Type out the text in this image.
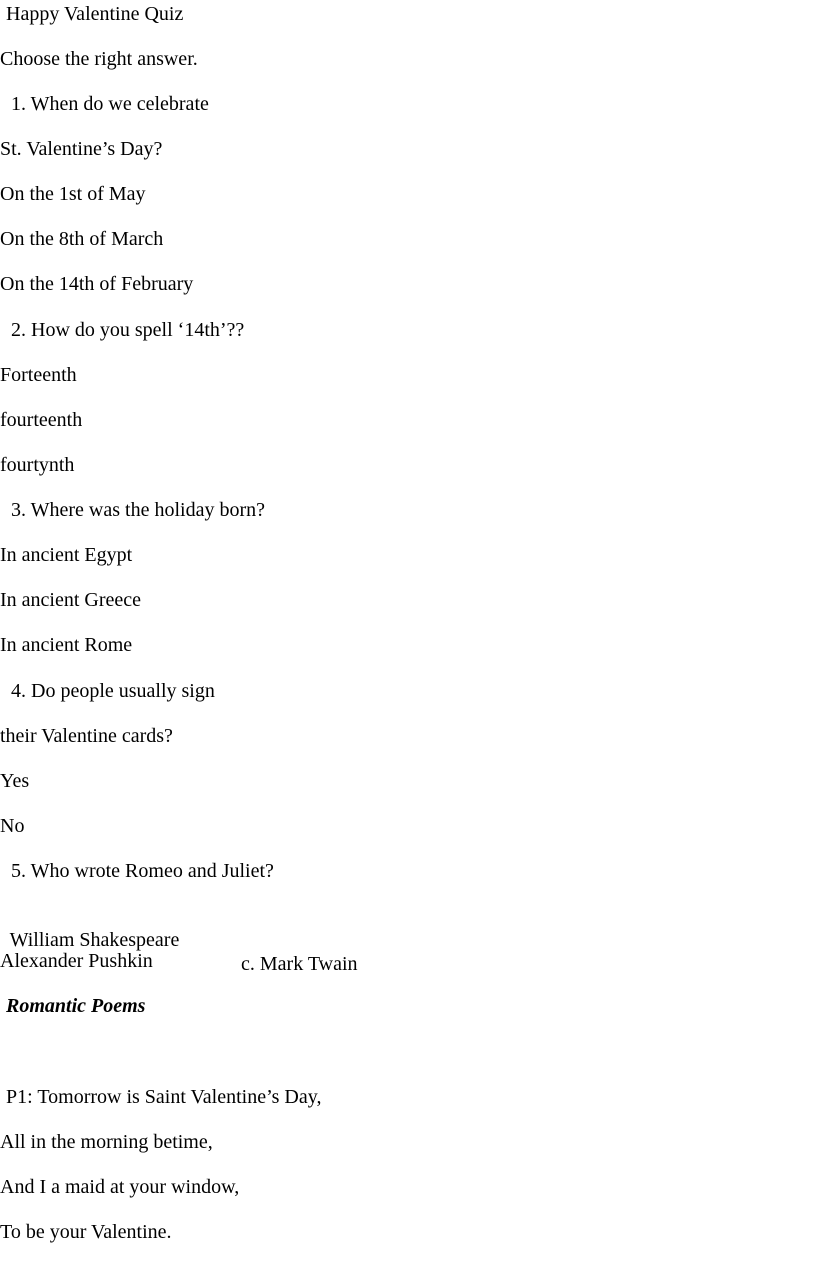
Happy Valentine Quiz
Choose the right answer.
1. When do we celebrate
St. Valentine’s Day?
On the 1st of May
On the 8th of March
On the 14th of February
2. How do you spell ‘14th’??
Forteenth
fourteenth
fourtynth
3. Where was the holiday born?
In ancient Egypt
In ancient Greece
In ancient Rome
4. Do people usually sign
their Valentine cards?
Yes
No
5. Who wrote Romeo and Juliet?

William Shakespeare

c. Mark Twain

Alexander Pushkin
Romantic Poems
P1: Tomorrow is Saint Valentine’s Day,
All in the morning betime,
And I a maid at your window,
To be your Valentine.
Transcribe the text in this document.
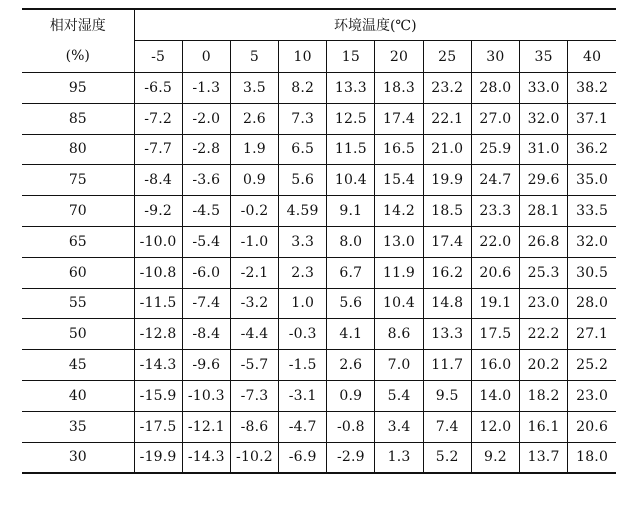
相对湿度	环境温度(℃)									
(%)	-5	0	5	10	15	20	25	30	35	40
95	-6.5	-1.3	3.5	8.2	13.3	18.3	23.2	28.0	33.0	38.2
85	-7.2	-2.0	2.6	7.3	12.5	17.4	22.1	27.0	32.0	37.1
80	-7.7	-2.8	1.9	6.5	11.5	16.5	21.0	25.9	31.0	36.2
75	-8.4	-3.6	0.9	5.6	10.4	15.4	19.9	24.7	29.6	35.0
70	-9.2	-4.5	-0.2	4.59	9.1	14.2	18.5	23.3	28.1	33.5
65	-10.0	-5.4	-1.0	3.3	8.0	13.0	17.4	22.0	26.8	32.0
60	-10.8	-6.0	-2.1	2.3	6.7	11.9	16.2	20.6	25.3	30.5
55	-11.5	-7.4	-3.2	1.0	5.6	10.4	14.8	19.1	23.0	28.0
50	-12.8	-8.4	-4.4	-0.3	4.1	8.6	13.3	17.5	22.2	27.1
45	-14.3	-9.6	-5.7	-1.5	2.6	7.0	11.7	16.0	20.2	25.2
40	-15.9	-10.3	-7.3	-3.1	0.9	5.4	9.5	14.0	18.2	23.0
35	-17.5	-12.1	-8.6	-4.7	-0.8	3.4	7.4	12.0	16.1	20.6
30	-19.9	-14.3	-10.2	-6.9	-2.9	1.3	5.2	9.2	13.7	18.0
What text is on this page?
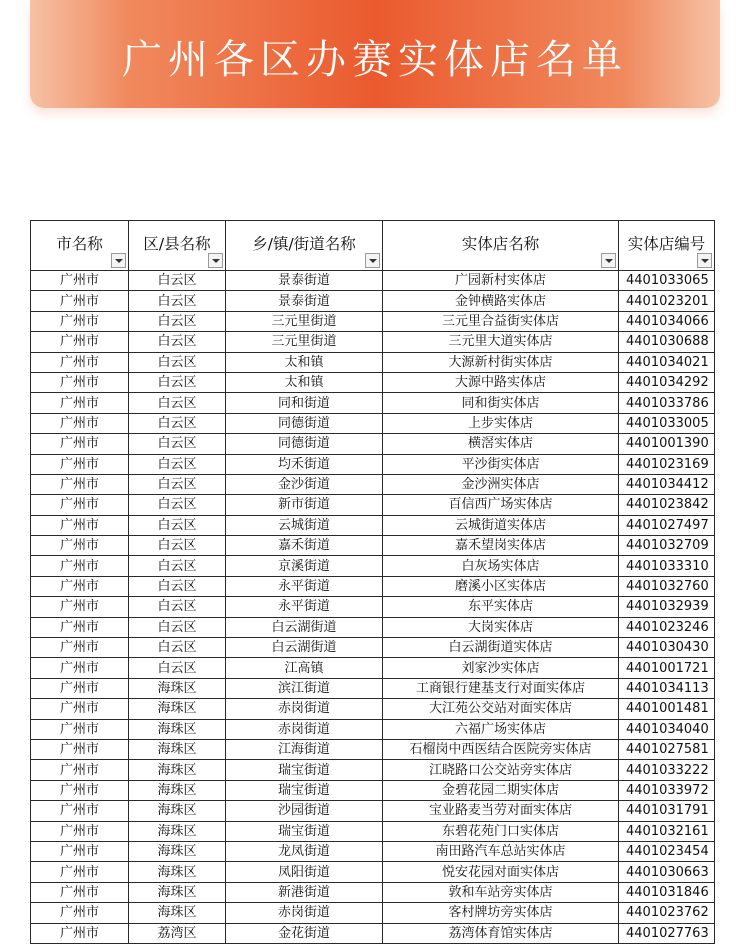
广州各区办赛实体店名单
市名称	区/县名称	乡/镇/街道名称	实体店名称	实体店编号

广州市	白云区	景泰街道	广园新村实体店	4401033065
广州市	白云区	景泰街道	金钟横路实体店	4401023201
广州市	白云区	三元里街道	三元里合益街实体店	4401034066
广州市	白云区	三元里街道	三元里大道实体店	4401030688
广州市	白云区	太和镇	大源新村街实体店	4401034021
广州市	白云区	太和镇	大源中路实体店	4401034292
广州市	白云区	同和街道	同和街实体店	4401033786
广州市	白云区	同德街道	上步实体店	4401033005
广州市	白云区	同德街道	横滘实体店	4401001390
广州市	白云区	均禾街道	平沙街实体店	4401023169
广州市	白云区	金沙街道	金沙洲实体店	4401034412
广州市	白云区	新市街道	百信西广场实体店	4401023842
广州市	白云区	云城街道	云城街道实体店	4401027497
广州市	白云区	嘉禾街道	嘉禾望岗实体店	4401032709
广州市	白云区	京溪街道	白灰场实体店	4401033310
广州市	白云区	永平街道	磨溪小区实体店	4401032760
广州市	白云区	永平街道	东平实体店	4401032939
广州市	白云区	白云湖街道	大岗实体店	4401023246
广州市	白云区	白云湖街道	白云湖街道实体店	4401030430
广州市	白云区	江高镇	刘家沙实体店	4401001721
广州市	海珠区	滨江街道	工商银行建基支行对面实体店	4401034113
广州市	海珠区	赤岗街道	大江苑公交站对面实体店	4401001481
广州市	海珠区	赤岗街道	六福广场实体店	4401034040
广州市	海珠区	江海街道	石榴岗中西医结合医院旁实体店	4401027581
广州市	海珠区	瑞宝街道	江晓路口公交站旁实体店	4401033222
广州市	海珠区	瑞宝街道	金碧花园二期实体店	4401033972
广州市	海珠区	沙园街道	宝业路麦当劳对面实体店	4401031791
广州市	海珠区	瑞宝街道	东碧花苑门口实体店	4401032161
广州市	海珠区	龙凤街道	南田路汽车总站实体店	4401023454
广州市	海珠区	凤阳街道	悦安花园对面实体店	4401030663
广州市	海珠区	新港街道	敦和车站旁实体店	4401031846
广州市	海珠区	赤岗街道	客村牌坊旁实体店	4401023762
广州市	荔湾区	金花街道	荔湾体育馆实体店	4401027763
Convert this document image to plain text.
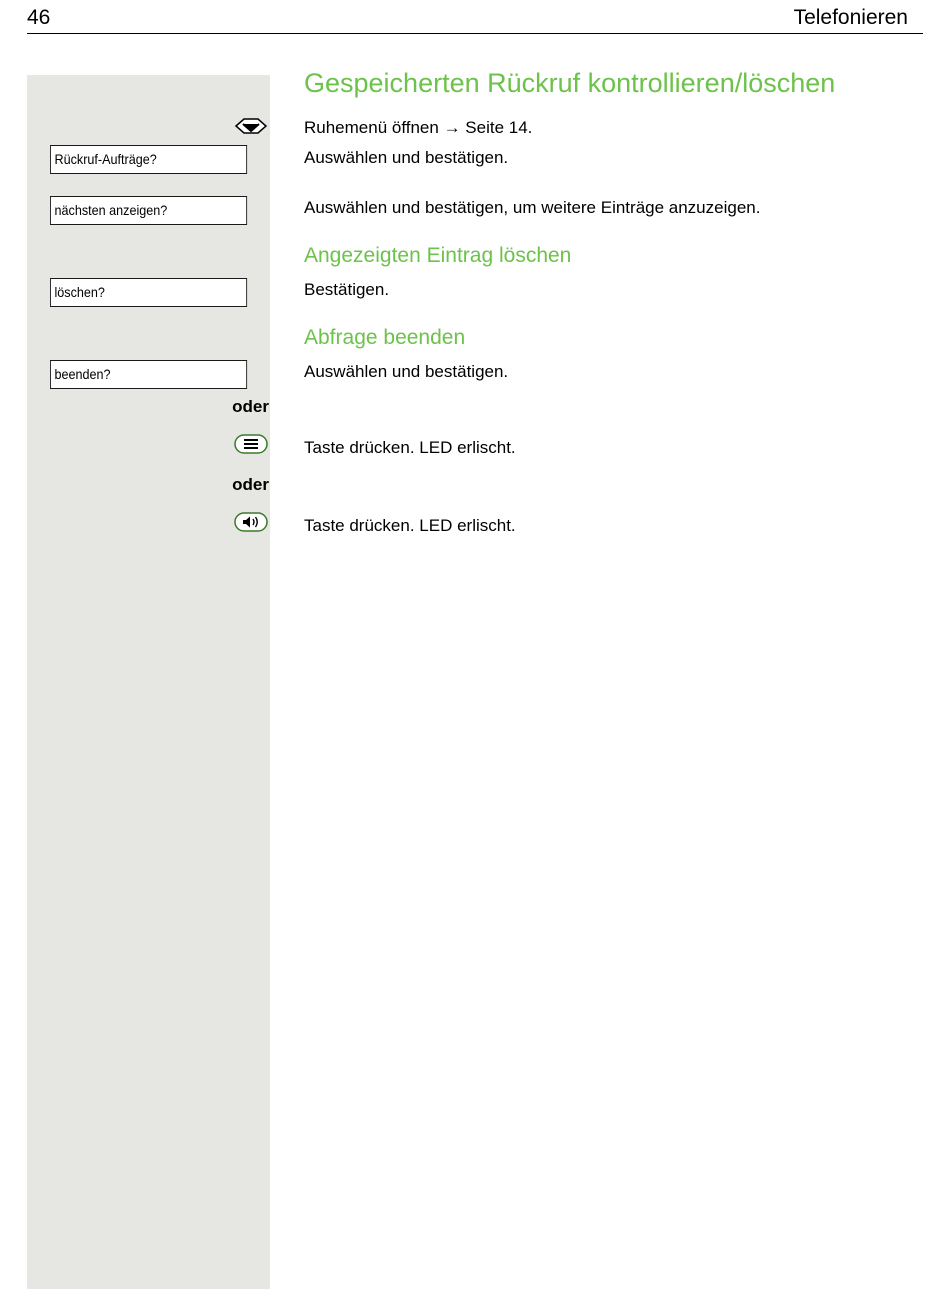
46	Telefonieren
Gespeicherten Rückruf kontrollieren/löschen
Ruhemenü öffnen → Seite 14.
Rückruf-Aufträge?	Auswählen und bestätigen.
nächsten anzeigen?	Auswählen und bestätigen, um weitere Einträge anzuzeigen.
Angezeigten Eintrag löschen
löschen?	Bestätigen.
Abfrage beenden
beenden?	Auswählen und bestätigen.
oder
Taste drücken. LED erlischt.
oder
Taste drücken. LED erlischt.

——————

What you have to do
Leave out the pictures and give the rest of the records again exactly.

Correct result
Type out the text in this image.
Happy Valentine Quiz
Choose the right answer.
1. When do we celebrate
St. Valentine’s Day?
On the 1st of May
On the 8th of March
On the 14th of February
2. How do you spell ‘14th’??
Forteenth
fourteenth
fourtynth
3. Where was the holiday born?
In ancient Egypt
In ancient Greece
In ancient Rome
4. Do people usually sign
their Valentine cards?
Yes
No
5. Who wrote Romeo and Juliet?

William Shakespeare

c. Mark Twain

Alexander Pushkin
Romantic Poems
P1: Tomorrow is Saint Valentine’s Day,
All in the morning betime,
And I a maid at your window,
To be your Valentine.
Transcribe the text in this document.
相对湿度	环境温度(℃)									
(%)	-5	0	5	10	15	20	25	30	35	40
95	-6.5	-1.3	3.5	8.2	13.3	18.3	23.2	28.0	33.0	38.2
85	-7.2	-2.0	2.6	7.3	12.5	17.4	22.1	27.0	32.0	37.1
80	-7.7	-2.8	1.9	6.5	11.5	16.5	21.0	25.9	31.0	36.2
75	-8.4	-3.6	0.9	5.6	10.4	15.4	19.9	24.7	29.6	35.0
70	-9.2	-4.5	-0.2	4.59	9.1	14.2	18.5	23.3	28.1	33.5
65	-10.0	-5.4	-1.0	3.3	8.0	13.0	17.4	22.0	26.8	32.0
60	-10.8	-6.0	-2.1	2.3	6.7	11.9	16.2	20.6	25.3	30.5
55	-11.5	-7.4	-3.2	1.0	5.6	10.4	14.8	19.1	23.0	28.0
50	-12.8	-8.4	-4.4	-0.3	4.1	8.6	13.3	17.5	22.2	27.1
45	-14.3	-9.6	-5.7	-1.5	2.6	7.0	11.7	16.0	20.2	25.2
40	-15.9	-10.3	-7.3	-3.1	0.9	5.4	9.5	14.0	18.2	23.0
35	-17.5	-12.1	-8.6	-4.7	-0.8	3.4	7.4	12.0	16.1	20.6
30	-19.9	-14.3	-10.2	-6.9	-2.9	1.3	5.2	9.2	13.7	18.0
What text is on this page?
广州各区办赛实体店名单
市名称	区/县名称	乡/镇/街道名称	实体店名称	实体店编号

广州市	白云区	景泰街道	广园新村实体店	4401033065
广州市	白云区	景泰街道	金钟横路实体店	4401023201
广州市	白云区	三元里街道	三元里合益街实体店	4401034066
广州市	白云区	三元里街道	三元里大道实体店	4401030688
广州市	白云区	太和镇	大源新村街实体店	4401034021
广州市	白云区	太和镇	大源中路实体店	4401034292
广州市	白云区	同和街道	同和街实体店	4401033786
广州市	白云区	同德街道	上步实体店	4401033005
广州市	白云区	同德街道	横滘实体店	4401001390
广州市	白云区	均禾街道	平沙街实体店	4401023169
广州市	白云区	金沙街道	金沙洲实体店	4401034412
广州市	白云区	新市街道	百信西广场实体店	4401023842
广州市	白云区	云城街道	云城街道实体店	4401027497
广州市	白云区	嘉禾街道	嘉禾望岗实体店	4401032709
广州市	白云区	京溪街道	白灰场实体店	4401033310
广州市	白云区	永平街道	磨溪小区实体店	4401032760
广州市	白云区	永平街道	东平实体店	4401032939
广州市	白云区	白云湖街道	大岗实体店	4401023246
广州市	白云区	白云湖街道	白云湖街道实体店	4401030430
广州市	白云区	江高镇	刘家沙实体店	4401001721
广州市	海珠区	滨江街道	工商银行建基支行对面实体店	4401034113
广州市	海珠区	赤岗街道	大江苑公交站对面实体店	4401001481
广州市	海珠区	赤岗街道	六福广场实体店	4401034040
广州市	海珠区	江海街道	石榴岗中西医结合医院旁实体店	4401027581
广州市	海珠区	瑞宝街道	江晓路口公交站旁实体店	4401033222
广州市	海珠区	瑞宝街道	金碧花园二期实体店	4401033972
广州市	海珠区	沙园街道	宝业路麦当劳对面实体店	4401031791
广州市	海珠区	瑞宝街道	东碧花苑门口实体店	4401032161
广州市	海珠区	龙凤街道	南田路汽车总站实体店	4401023454
广州市	海珠区	凤阳街道	悦安花园对面实体店	4401030663
广州市	海珠区	新港街道	敦和车站旁实体店	4401031846
广州市	海珠区	赤岗街道	客村牌坊旁实体店	4401023762
广州市	荔湾区	金花街道	荔湾体育馆实体店	4401027763
Convert this document image to plain text.
46	Telefonieren
Gespeicherten Rückruf kontrollieren/löschen
Ruhemenü öffnen → Seite 14.
Rückruf-Aufträge?	Auswählen und bestätigen.
nächsten anzeigen?	Auswählen und bestätigen, um weitere Einträge anzuzeigen.
Angezeigten Eintrag löschen
löschen?	Bestätigen.
Abfrage beenden
beenden?	Auswählen und bestätigen.
oder
Taste drücken. LED erlischt.
oder
Taste drücken. LED erlischt.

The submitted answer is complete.